─── Material for this exercise

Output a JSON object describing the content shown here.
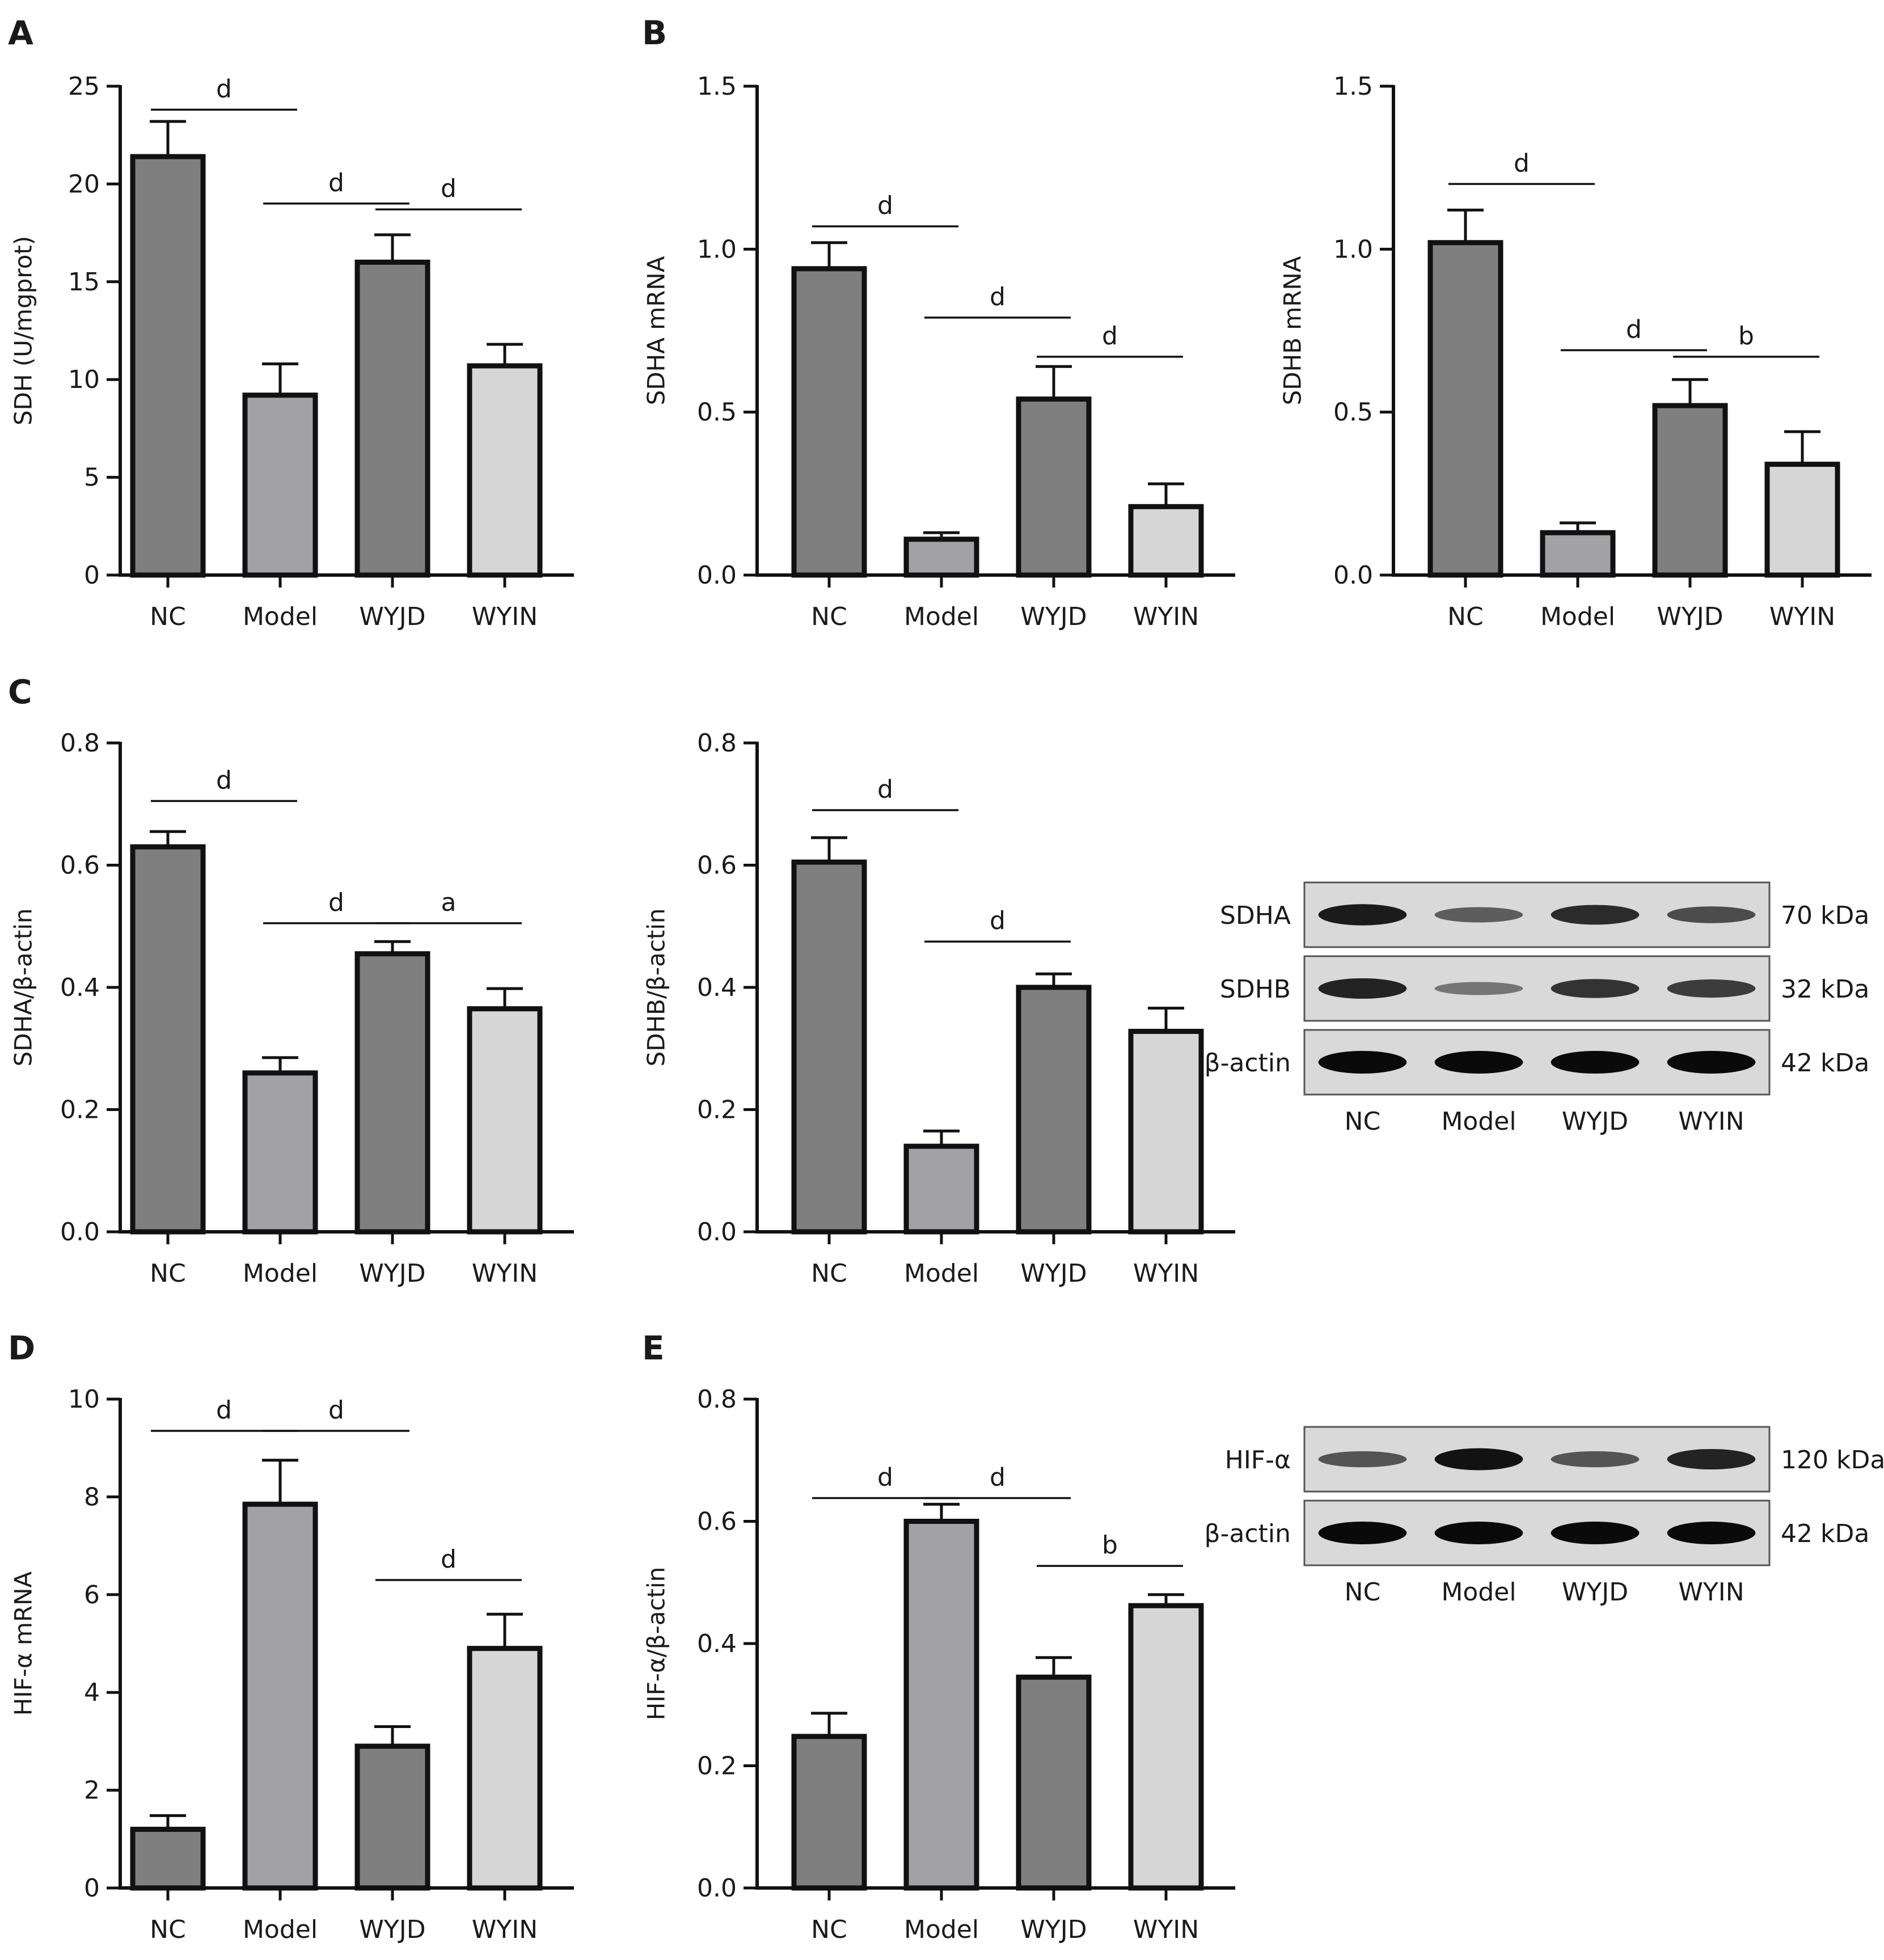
{
  "panel_letters": [
    "A",
    "B",
    "C",
    "D",
    "E"
  ],
  "colors": {
    "NC": "#7f7f7f",
    "Model": "#a2a2a6",
    "WYJD": "#7f7f7f",
    "WYIN": "#d6d6d6",
    "outline": "#111111"
  },
  "chart_data": [
    {
      "type": "bar",
      "id": "sdh",
      "categories": [
        "NC",
        "Model",
        "WYJD",
        "WYIN"
      ],
      "values": [
        21.4,
        9.2,
        16.0,
        10.7
      ],
      "errors": [
        1.8,
        1.6,
        1.4,
        1.1
      ],
      "ylabel": "SDH (U/mgprot)",
      "ylim": [
        0,
        25
      ],
      "yticks": [
        0,
        5,
        10,
        15,
        20,
        25
      ],
      "significance": [
        {
          "from": 0,
          "to": 1,
          "label": "d",
          "y": 23.8
        },
        {
          "from": 1,
          "to": 2,
          "label": "d",
          "y": 19.0
        },
        {
          "from": 2,
          "to": 3,
          "label": "d",
          "y": 18.7
        }
      ]
    },
    {
      "type": "bar",
      "id": "sdha-mrna",
      "categories": [
        "NC",
        "Model",
        "WYJD",
        "WYIN"
      ],
      "values": [
        0.94,
        0.11,
        0.54,
        0.21
      ],
      "errors": [
        0.08,
        0.02,
        0.1,
        0.07
      ],
      "ylabel": "SDHA mRNA",
      "ylim": [
        0,
        1.5
      ],
      "yticks": [
        "0.0",
        "0.5",
        "1.0",
        "1.5"
      ],
      "significance": [
        {
          "from": 0,
          "to": 1,
          "label": "d",
          "y": 1.07
        },
        {
          "from": 1,
          "to": 2,
          "label": "d",
          "y": 0.79
        },
        {
          "from": 2,
          "to": 3,
          "label": "d",
          "y": 0.67
        }
      ]
    },
    {
      "type": "bar",
      "id": "sdhb-mrna",
      "categories": [
        "NC",
        "Model",
        "WYJD",
        "WYIN"
      ],
      "values": [
        1.02,
        0.13,
        0.52,
        0.34
      ],
      "errors": [
        0.1,
        0.03,
        0.08,
        0.1
      ],
      "ylabel": "SDHB mRNA",
      "ylim": [
        0,
        1.5
      ],
      "yticks": [
        "0.0",
        "0.5",
        "1.0",
        "1.5"
      ],
      "significance": [
        {
          "from": 0,
          "to": 1,
          "label": "d",
          "y": 1.2
        },
        {
          "from": 1,
          "to": 2,
          "label": "d",
          "y": 0.69
        },
        {
          "from": 2,
          "to": 3,
          "label": "b",
          "y": 0.67
        }
      ]
    },
    {
      "type": "bar",
      "id": "sdha-actin",
      "categories": [
        "NC",
        "Model",
        "WYJD",
        "WYIN"
      ],
      "values": [
        0.63,
        0.26,
        0.455,
        0.365
      ],
      "errors": [
        0.025,
        0.025,
        0.02,
        0.033
      ],
      "ylabel": "SDHA/β-actin",
      "ylim": [
        0,
        0.8
      ],
      "yticks": [
        "0.0",
        "0.2",
        "0.4",
        "0.6",
        "0.8"
      ],
      "significance": [
        {
          "from": 0,
          "to": 1,
          "label": "d",
          "y": 0.705
        },
        {
          "from": 1,
          "to": 2,
          "label": "d",
          "y": 0.505
        },
        {
          "from": 2,
          "to": 3,
          "label": "a",
          "y": 0.505
        }
      ]
    },
    {
      "type": "bar",
      "id": "sdhb-actin",
      "categories": [
        "NC",
        "Model",
        "WYJD",
        "WYIN"
      ],
      "values": [
        0.605,
        0.14,
        0.4,
        0.328
      ],
      "errors": [
        0.04,
        0.025,
        0.022,
        0.038
      ],
      "ylabel": "SDHB/β-actin",
      "ylim": [
        0,
        0.8
      ],
      "yticks": [
        "0.0",
        "0.2",
        "0.4",
        "0.6",
        "0.8"
      ],
      "significance": [
        {
          "from": 0,
          "to": 1,
          "label": "d",
          "y": 0.69
        },
        {
          "from": 1,
          "to": 2,
          "label": "d",
          "y": 0.475
        }
      ]
    },
    {
      "type": "bar",
      "id": "hif-mrna",
      "categories": [
        "NC",
        "Model",
        "WYJD",
        "WYIN"
      ],
      "values": [
        1.2,
        7.85,
        2.9,
        4.9
      ],
      "errors": [
        0.28,
        0.9,
        0.4,
        0.7
      ],
      "ylabel": "HIF-α mRNA",
      "ylim": [
        0,
        10
      ],
      "yticks": [
        0,
        2,
        4,
        6,
        8,
        10
      ],
      "significance": [
        {
          "from": 0,
          "to": 1,
          "label": "d",
          "y": 9.35
        },
        {
          "from": 1,
          "to": 2,
          "label": "d",
          "y": 9.35
        },
        {
          "from": 2,
          "to": 3,
          "label": "d",
          "y": 6.3
        }
      ]
    },
    {
      "type": "bar",
      "id": "hif-actin",
      "categories": [
        "NC",
        "Model",
        "WYJD",
        "WYIN"
      ],
      "values": [
        0.248,
        0.6,
        0.345,
        0.462
      ],
      "errors": [
        0.038,
        0.028,
        0.032,
        0.018
      ],
      "ylabel": "HIF-α/β-actin",
      "ylim": [
        0,
        0.8
      ],
      "yticks": [
        "0.0",
        "0.2",
        "0.4",
        "0.6",
        "0.8"
      ],
      "significance": [
        {
          "from": 0,
          "to": 1,
          "label": "d",
          "y": 0.638
        },
        {
          "from": 1,
          "to": 2,
          "label": "d",
          "y": 0.638
        },
        {
          "from": 2,
          "to": 3,
          "label": "b",
          "y": 0.527
        }
      ]
    }
  ],
  "blots": [
    {
      "id": "sdh-blot",
      "lanes": [
        "NC",
        "Model",
        "WYJD",
        "WYIN"
      ],
      "rows": [
        {
          "protein": "SDHA",
          "size": "70 kDa",
          "intensity": [
            0.9,
            0.5,
            0.8,
            0.6
          ]
        },
        {
          "protein": "SDHB",
          "size": "32 kDa",
          "intensity": [
            0.85,
            0.35,
            0.75,
            0.7
          ]
        },
        {
          "protein": "β-actin",
          "size": "42 kDa",
          "intensity": [
            1.0,
            1.0,
            1.0,
            1.0
          ]
        }
      ]
    },
    {
      "id": "hif-blot",
      "lanes": [
        "NC",
        "Model",
        "WYJD",
        "WYIN"
      ],
      "rows": [
        {
          "protein": "HIF-α",
          "size": "120 kDa",
          "intensity": [
            0.55,
            0.95,
            0.55,
            0.85
          ]
        },
        {
          "protein": "β-actin",
          "size": "42 kDa",
          "intensity": [
            1.0,
            1.0,
            1.0,
            1.0
          ]
        }
      ]
    }
  ]
}
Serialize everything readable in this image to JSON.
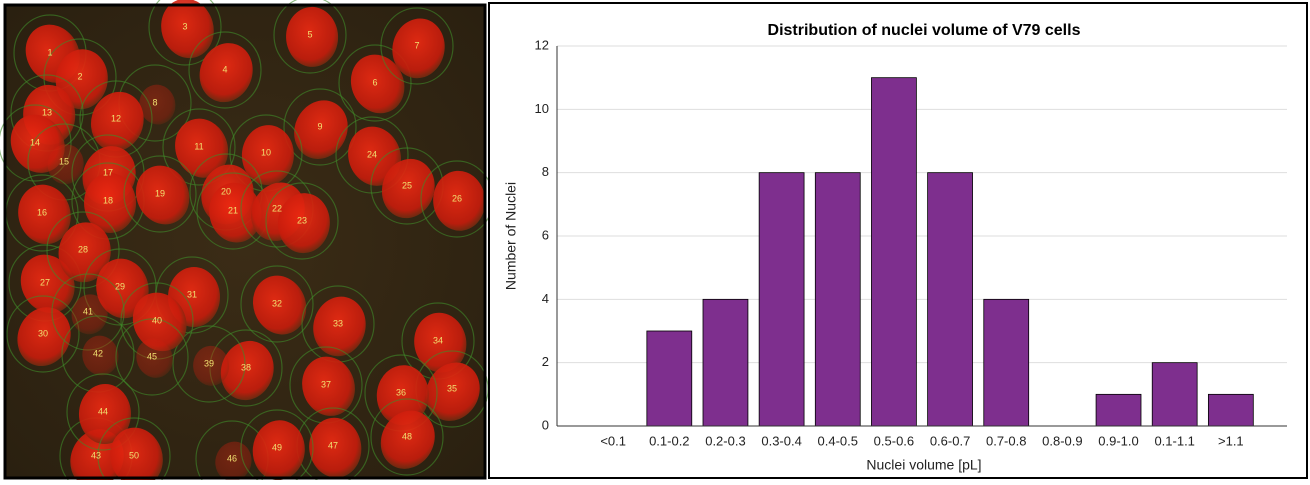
{
  "image": {
    "labels": [
      "1",
      "2",
      "3",
      "4",
      "5",
      "6",
      "7",
      "8",
      "9",
      "10",
      "11",
      "12",
      "13",
      "14",
      "15",
      "16",
      "17",
      "18",
      "19",
      "20",
      "21",
      "22",
      "23",
      "24",
      "25",
      "26",
      "27",
      "28",
      "29",
      "30",
      "31",
      "32",
      "33",
      "34",
      "35",
      "36",
      "37",
      "38",
      "39",
      "40",
      "41",
      "42",
      "43",
      "44",
      "45",
      "46",
      "47",
      "48",
      "49",
      "50"
    ]
  },
  "chart_data": {
    "type": "bar",
    "title": "Distribution of nuclei volume of V79 cells",
    "x_label": "Nuclei volume [pL]",
    "y_label": "Number of Nuclei",
    "categories": [
      "<0.1",
      "0.1-0.2",
      "0.2-0.3",
      "0.3-0.4",
      "0.4-0.5",
      "0.5-0.6",
      "0.6-0.7",
      "0.7-0.8",
      "0.8-0.9",
      "0.9-1.0",
      "0.1-1.1",
      ">1.1"
    ],
    "values": [
      0,
      3,
      4,
      8,
      8,
      11,
      8,
      4,
      0,
      1,
      2,
      1
    ],
    "color": "#7e2f8e",
    "ylim": [
      0,
      12
    ],
    "yticks": [
      0,
      2,
      4,
      6,
      8,
      10,
      12
    ],
    "grid": true
  }
}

──────

Task directions: The word "protein" is the filter: copy every line of the listing above that contains it.

The completed task:
          "protein": "SDHA",
          "protein": "SDHB",
          "protein": "β-actin",
          "protein": "HIF-α",
          "protein": "β-actin",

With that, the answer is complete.